§ **Provided data**
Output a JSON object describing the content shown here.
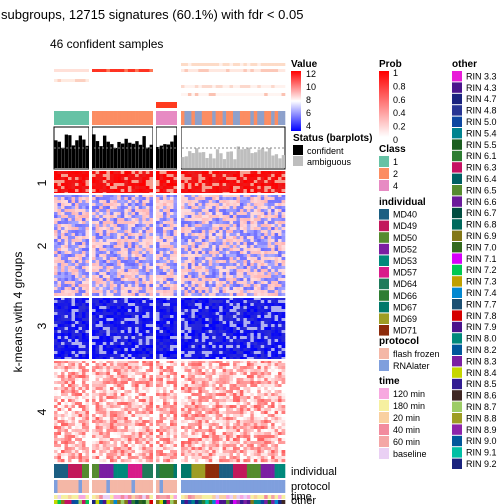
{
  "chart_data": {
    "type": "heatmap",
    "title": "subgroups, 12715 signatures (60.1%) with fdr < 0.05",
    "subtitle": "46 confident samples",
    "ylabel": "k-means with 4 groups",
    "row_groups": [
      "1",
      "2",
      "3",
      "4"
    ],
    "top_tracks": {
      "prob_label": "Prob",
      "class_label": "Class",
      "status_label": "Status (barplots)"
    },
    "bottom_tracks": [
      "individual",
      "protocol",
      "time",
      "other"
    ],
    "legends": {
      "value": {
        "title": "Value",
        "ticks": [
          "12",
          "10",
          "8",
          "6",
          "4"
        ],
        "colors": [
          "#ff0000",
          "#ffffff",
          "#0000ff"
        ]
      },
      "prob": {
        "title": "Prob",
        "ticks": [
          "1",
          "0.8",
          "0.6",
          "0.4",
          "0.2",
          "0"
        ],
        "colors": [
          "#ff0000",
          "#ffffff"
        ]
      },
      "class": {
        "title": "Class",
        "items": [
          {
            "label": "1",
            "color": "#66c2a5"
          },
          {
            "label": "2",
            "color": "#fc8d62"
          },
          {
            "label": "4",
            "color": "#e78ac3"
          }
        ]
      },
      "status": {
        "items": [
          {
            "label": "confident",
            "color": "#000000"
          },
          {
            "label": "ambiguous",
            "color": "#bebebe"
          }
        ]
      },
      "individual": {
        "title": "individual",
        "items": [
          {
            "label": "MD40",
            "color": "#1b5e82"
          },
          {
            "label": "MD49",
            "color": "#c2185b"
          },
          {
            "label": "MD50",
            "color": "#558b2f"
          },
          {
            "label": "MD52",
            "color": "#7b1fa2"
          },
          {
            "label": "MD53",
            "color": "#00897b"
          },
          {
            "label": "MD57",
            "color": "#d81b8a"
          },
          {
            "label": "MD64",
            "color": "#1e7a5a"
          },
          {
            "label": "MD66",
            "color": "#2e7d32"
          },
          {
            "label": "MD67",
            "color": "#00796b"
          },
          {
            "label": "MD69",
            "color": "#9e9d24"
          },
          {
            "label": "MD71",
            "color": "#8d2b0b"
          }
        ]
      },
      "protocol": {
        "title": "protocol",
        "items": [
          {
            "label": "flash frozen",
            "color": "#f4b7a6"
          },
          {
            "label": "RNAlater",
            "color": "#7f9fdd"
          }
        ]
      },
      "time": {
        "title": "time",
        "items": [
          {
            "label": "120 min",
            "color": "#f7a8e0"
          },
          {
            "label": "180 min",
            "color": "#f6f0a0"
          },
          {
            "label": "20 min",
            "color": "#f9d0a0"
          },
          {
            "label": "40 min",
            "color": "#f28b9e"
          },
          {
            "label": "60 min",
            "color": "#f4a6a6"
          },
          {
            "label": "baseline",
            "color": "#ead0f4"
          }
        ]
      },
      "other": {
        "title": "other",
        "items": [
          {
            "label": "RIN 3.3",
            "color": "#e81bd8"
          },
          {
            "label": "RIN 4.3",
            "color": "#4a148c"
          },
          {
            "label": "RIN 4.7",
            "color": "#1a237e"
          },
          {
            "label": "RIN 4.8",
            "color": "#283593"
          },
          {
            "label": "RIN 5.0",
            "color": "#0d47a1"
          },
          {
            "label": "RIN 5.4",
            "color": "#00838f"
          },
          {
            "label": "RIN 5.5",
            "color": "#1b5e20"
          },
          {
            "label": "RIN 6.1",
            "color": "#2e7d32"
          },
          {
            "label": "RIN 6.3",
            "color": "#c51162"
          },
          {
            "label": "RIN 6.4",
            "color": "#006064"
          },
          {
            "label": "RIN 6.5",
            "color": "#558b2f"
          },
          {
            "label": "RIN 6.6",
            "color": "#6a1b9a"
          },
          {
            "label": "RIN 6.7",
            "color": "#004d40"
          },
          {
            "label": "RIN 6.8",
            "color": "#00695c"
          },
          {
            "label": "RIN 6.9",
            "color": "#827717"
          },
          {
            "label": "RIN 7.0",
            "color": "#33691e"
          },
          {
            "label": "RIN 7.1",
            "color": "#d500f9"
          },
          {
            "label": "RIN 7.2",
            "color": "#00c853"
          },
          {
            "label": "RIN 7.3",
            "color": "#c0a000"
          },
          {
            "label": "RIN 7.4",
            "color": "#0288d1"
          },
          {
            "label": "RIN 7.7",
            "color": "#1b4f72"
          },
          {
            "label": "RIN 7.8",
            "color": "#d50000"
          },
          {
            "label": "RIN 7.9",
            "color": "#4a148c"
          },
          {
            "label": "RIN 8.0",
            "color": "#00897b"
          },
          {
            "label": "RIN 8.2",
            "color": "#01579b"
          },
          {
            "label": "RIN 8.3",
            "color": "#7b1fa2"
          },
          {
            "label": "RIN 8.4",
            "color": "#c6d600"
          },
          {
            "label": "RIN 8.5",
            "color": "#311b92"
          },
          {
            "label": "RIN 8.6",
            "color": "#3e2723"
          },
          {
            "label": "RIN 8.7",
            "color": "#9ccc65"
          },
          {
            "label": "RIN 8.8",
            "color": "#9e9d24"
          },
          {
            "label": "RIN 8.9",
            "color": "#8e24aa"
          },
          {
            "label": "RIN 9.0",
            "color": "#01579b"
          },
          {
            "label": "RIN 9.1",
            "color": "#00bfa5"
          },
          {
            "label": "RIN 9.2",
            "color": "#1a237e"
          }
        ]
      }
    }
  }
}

§ **Instruction**
Quote every record above exactly, leaving out any pictures.

§ **Complete answer**
Output a JSON object describing the content shown here.
{
  "chart_data": {
    "type": "heatmap",
    "title": "subgroups, 12715 signatures (60.1%) with fdr < 0.05",
    "subtitle": "46 confident samples",
    "ylabel": "k-means with 4 groups",
    "row_groups": [
      "1",
      "2",
      "3",
      "4"
    ],
    "top_tracks": {
      "prob_label": "Prob",
      "class_label": "Class",
      "status_label": "Status (barplots)"
    },
    "bottom_tracks": [
      "individual",
      "protocol",
      "time",
      "other"
    ],
    "legends": {
      "value": {
        "title": "Value",
        "ticks": [
          "12",
          "10",
          "8",
          "6",
          "4"
        ],
        "colors": [
          "#ff0000",
          "#ffffff",
          "#0000ff"
        ]
      },
      "prob": {
        "title": "Prob",
        "ticks": [
          "1",
          "0.8",
          "0.6",
          "0.4",
          "0.2",
          "0"
        ],
        "colors": [
          "#ff0000",
          "#ffffff"
        ]
      },
      "class": {
        "title": "Class",
        "items": [
          {
            "label": "1",
            "color": "#66c2a5"
          },
          {
            "label": "2",
            "color": "#fc8d62"
          },
          {
            "label": "4",
            "color": "#e78ac3"
          }
        ]
      },
      "status": {
        "items": [
          {
            "label": "confident",
            "color": "#000000"
          },
          {
            "label": "ambiguous",
            "color": "#bebebe"
          }
        ]
      },
      "individual": {
        "title": "individual",
        "items": [
          {
            "label": "MD40",
            "color": "#1b5e82"
          },
          {
            "label": "MD49",
            "color": "#c2185b"
          },
          {
            "label": "MD50",
            "color": "#558b2f"
          },
          {
            "label": "MD52",
            "color": "#7b1fa2"
          },
          {
            "label": "MD53",
            "color": "#00897b"
          },
          {
            "label": "MD57",
            "color": "#d81b8a"
          },
          {
            "label": "MD64",
            "color": "#1e7a5a"
          },
          {
            "label": "MD66",
            "color": "#2e7d32"
          },
          {
            "label": "MD67",
            "color": "#00796b"
          },
          {
            "label": "MD69",
            "color": "#9e9d24"
          },
          {
            "label": "MD71",
            "color": "#8d2b0b"
          }
        ]
      },
      "protocol": {
        "title": "protocol",
        "items": [
          {
            "label": "flash frozen",
            "color": "#f4b7a6"
          },
          {
            "label": "RNAlater",
            "color": "#7f9fdd"
          }
        ]
      },
      "time": {
        "title": "time",
        "items": [
          {
            "label": "120 min",
            "color": "#f7a8e0"
          },
          {
            "label": "180 min",
            "color": "#f6f0a0"
          },
          {
            "label": "20 min",
            "color": "#f9d0a0"
          },
          {
            "label": "40 min",
            "color": "#f28b9e"
          },
          {
            "label": "60 min",
            "color": "#f4a6a6"
          },
          {
            "label": "baseline",
            "color": "#ead0f4"
          }
        ]
      },
      "other": {
        "title": "other",
        "items": [
          {
            "label": "RIN 3.3",
            "color": "#e81bd8"
          },
          {
            "label": "RIN 4.3",
            "color": "#4a148c"
          },
          {
            "label": "RIN 4.7",
            "color": "#1a237e"
          },
          {
            "label": "RIN 4.8",
            "color": "#283593"
          },
          {
            "label": "RIN 5.0",
            "color": "#0d47a1"
          },
          {
            "label": "RIN 5.4",
            "color": "#00838f"
          },
          {
            "label": "RIN 5.5",
            "color": "#1b5e20"
          },
          {
            "label": "RIN 6.1",
            "color": "#2e7d32"
          },
          {
            "label": "RIN 6.3",
            "color": "#c51162"
          },
          {
            "label": "RIN 6.4",
            "color": "#006064"
          },
          {
            "label": "RIN 6.5",
            "color": "#558b2f"
          },
          {
            "label": "RIN 6.6",
            "color": "#6a1b9a"
          },
          {
            "label": "RIN 6.7",
            "color": "#004d40"
          },
          {
            "label": "RIN 6.8",
            "color": "#00695c"
          },
          {
            "label": "RIN 6.9",
            "color": "#827717"
          },
          {
            "label": "RIN 7.0",
            "color": "#33691e"
          },
          {
            "label": "RIN 7.1",
            "color": "#d500f9"
          },
          {
            "label": "RIN 7.2",
            "color": "#00c853"
          },
          {
            "label": "RIN 7.3",
            "color": "#c0a000"
          },
          {
            "label": "RIN 7.4",
            "color": "#0288d1"
          },
          {
            "label": "RIN 7.7",
            "color": "#1b4f72"
          },
          {
            "label": "RIN 7.8",
            "color": "#d50000"
          },
          {
            "label": "RIN 7.9",
            "color": "#4a148c"
          },
          {
            "label": "RIN 8.0",
            "color": "#00897b"
          },
          {
            "label": "RIN 8.2",
            "color": "#01579b"
          },
          {
            "label": "RIN 8.3",
            "color": "#7b1fa2"
          },
          {
            "label": "RIN 8.4",
            "color": "#c6d600"
          },
          {
            "label": "RIN 8.5",
            "color": "#311b92"
          },
          {
            "label": "RIN 8.6",
            "color": "#3e2723"
          },
          {
            "label": "RIN 8.7",
            "color": "#9ccc65"
          },
          {
            "label": "RIN 8.8",
            "color": "#9e9d24"
          },
          {
            "label": "RIN 8.9",
            "color": "#8e24aa"
          },
          {
            "label": "RIN 9.0",
            "color": "#01579b"
          },
          {
            "label": "RIN 9.1",
            "color": "#00bfa5"
          },
          {
            "label": "RIN 9.2",
            "color": "#1a237e"
          }
        ]
      }
    }
  }
}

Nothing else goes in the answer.